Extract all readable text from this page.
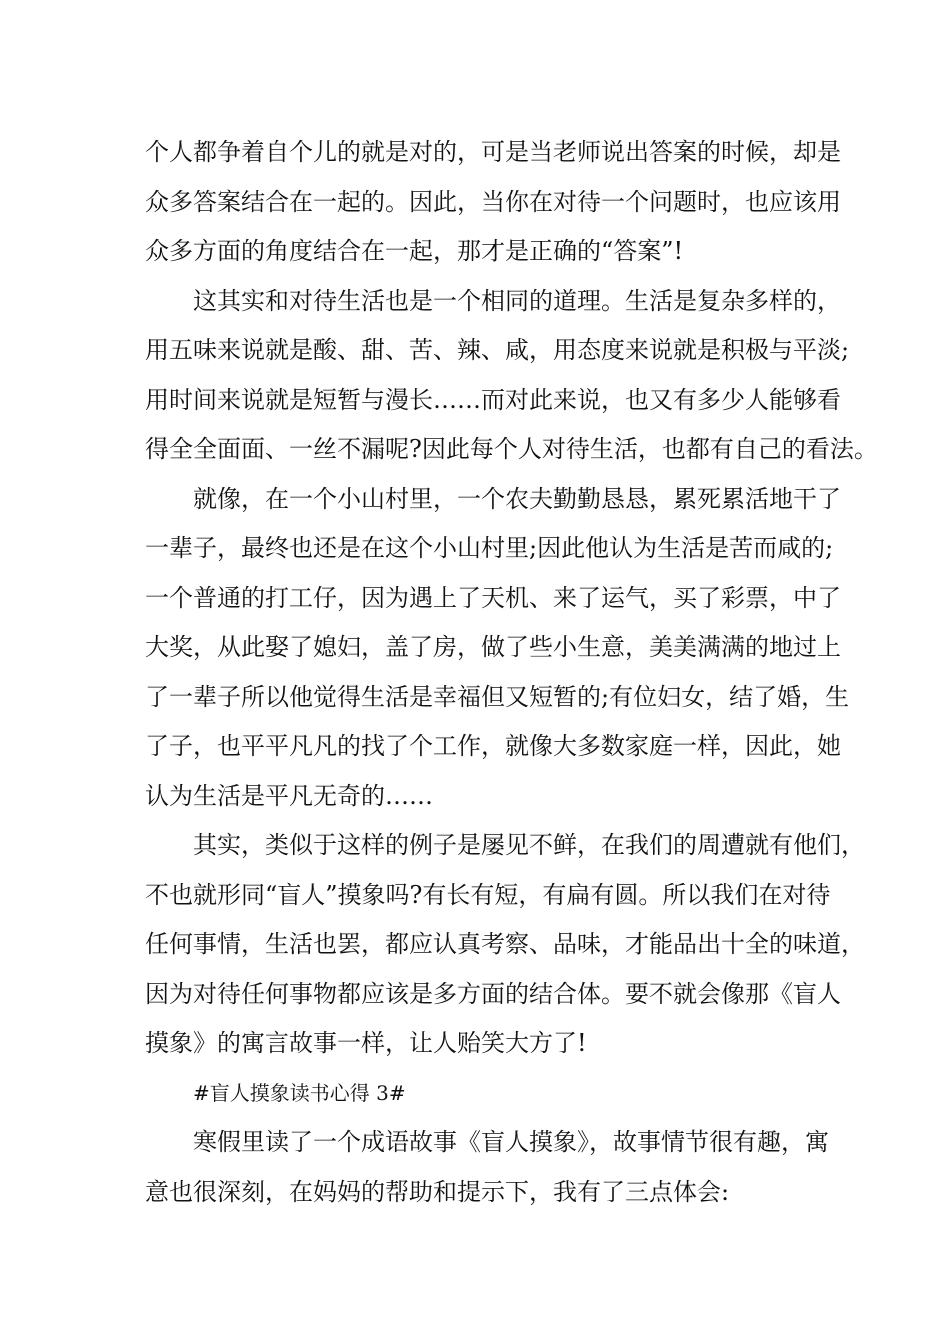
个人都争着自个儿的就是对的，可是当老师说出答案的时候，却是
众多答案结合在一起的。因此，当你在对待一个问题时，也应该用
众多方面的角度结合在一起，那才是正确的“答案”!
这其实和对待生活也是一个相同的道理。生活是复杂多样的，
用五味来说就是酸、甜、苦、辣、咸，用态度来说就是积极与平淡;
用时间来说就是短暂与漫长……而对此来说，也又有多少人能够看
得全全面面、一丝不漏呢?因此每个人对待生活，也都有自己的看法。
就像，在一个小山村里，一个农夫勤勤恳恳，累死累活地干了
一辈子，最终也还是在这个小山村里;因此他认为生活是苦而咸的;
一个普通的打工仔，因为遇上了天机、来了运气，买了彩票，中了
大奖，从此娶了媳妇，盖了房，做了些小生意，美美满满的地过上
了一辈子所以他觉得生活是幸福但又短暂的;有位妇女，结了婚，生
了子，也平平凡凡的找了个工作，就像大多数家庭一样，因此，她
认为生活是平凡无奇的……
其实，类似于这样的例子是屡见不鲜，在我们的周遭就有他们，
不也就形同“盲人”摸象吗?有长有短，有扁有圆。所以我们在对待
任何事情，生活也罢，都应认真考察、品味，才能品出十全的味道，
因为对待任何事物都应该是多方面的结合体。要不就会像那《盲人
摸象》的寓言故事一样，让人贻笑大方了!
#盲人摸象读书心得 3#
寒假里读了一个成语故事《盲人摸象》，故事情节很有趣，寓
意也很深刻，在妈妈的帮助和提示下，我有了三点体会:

INSTRUCTION:
Word for word, quote the full listing, omitting every picture.

EXPECTED OUTPUT:
Extract all readable text from this page.
个人都争着自个儿的就是对的，可是当老师说出答案的时候，却是
众多答案结合在一起的。因此，当你在对待一个问题时，也应该用
众多方面的角度结合在一起，那才是正确的“答案”!
这其实和对待生活也是一个相同的道理。生活是复杂多样的，
用五味来说就是酸、甜、苦、辣、咸，用态度来说就是积极与平淡;
用时间来说就是短暂与漫长……而对此来说，也又有多少人能够看
得全全面面、一丝不漏呢?因此每个人对待生活，也都有自己的看法。
就像，在一个小山村里，一个农夫勤勤恳恳，累死累活地干了
一辈子，最终也还是在这个小山村里;因此他认为生活是苦而咸的;
一个普通的打工仔，因为遇上了天机、来了运气，买了彩票，中了
大奖，从此娶了媳妇，盖了房，做了些小生意，美美满满的地过上
了一辈子所以他觉得生活是幸福但又短暂的;有位妇女，结了婚，生
了子，也平平凡凡的找了个工作，就像大多数家庭一样，因此，她
认为生活是平凡无奇的……
其实，类似于这样的例子是屡见不鲜，在我们的周遭就有他们，
不也就形同“盲人”摸象吗?有长有短，有扁有圆。所以我们在对待
任何事情，生活也罢，都应认真考察、品味，才能品出十全的味道，
因为对待任何事物都应该是多方面的结合体。要不就会像那《盲人
摸象》的寓言故事一样，让人贻笑大方了!
#盲人摸象读书心得 3#
寒假里读了一个成语故事《盲人摸象》，故事情节很有趣，寓
意也很深刻，在妈妈的帮助和提示下，我有了三点体会:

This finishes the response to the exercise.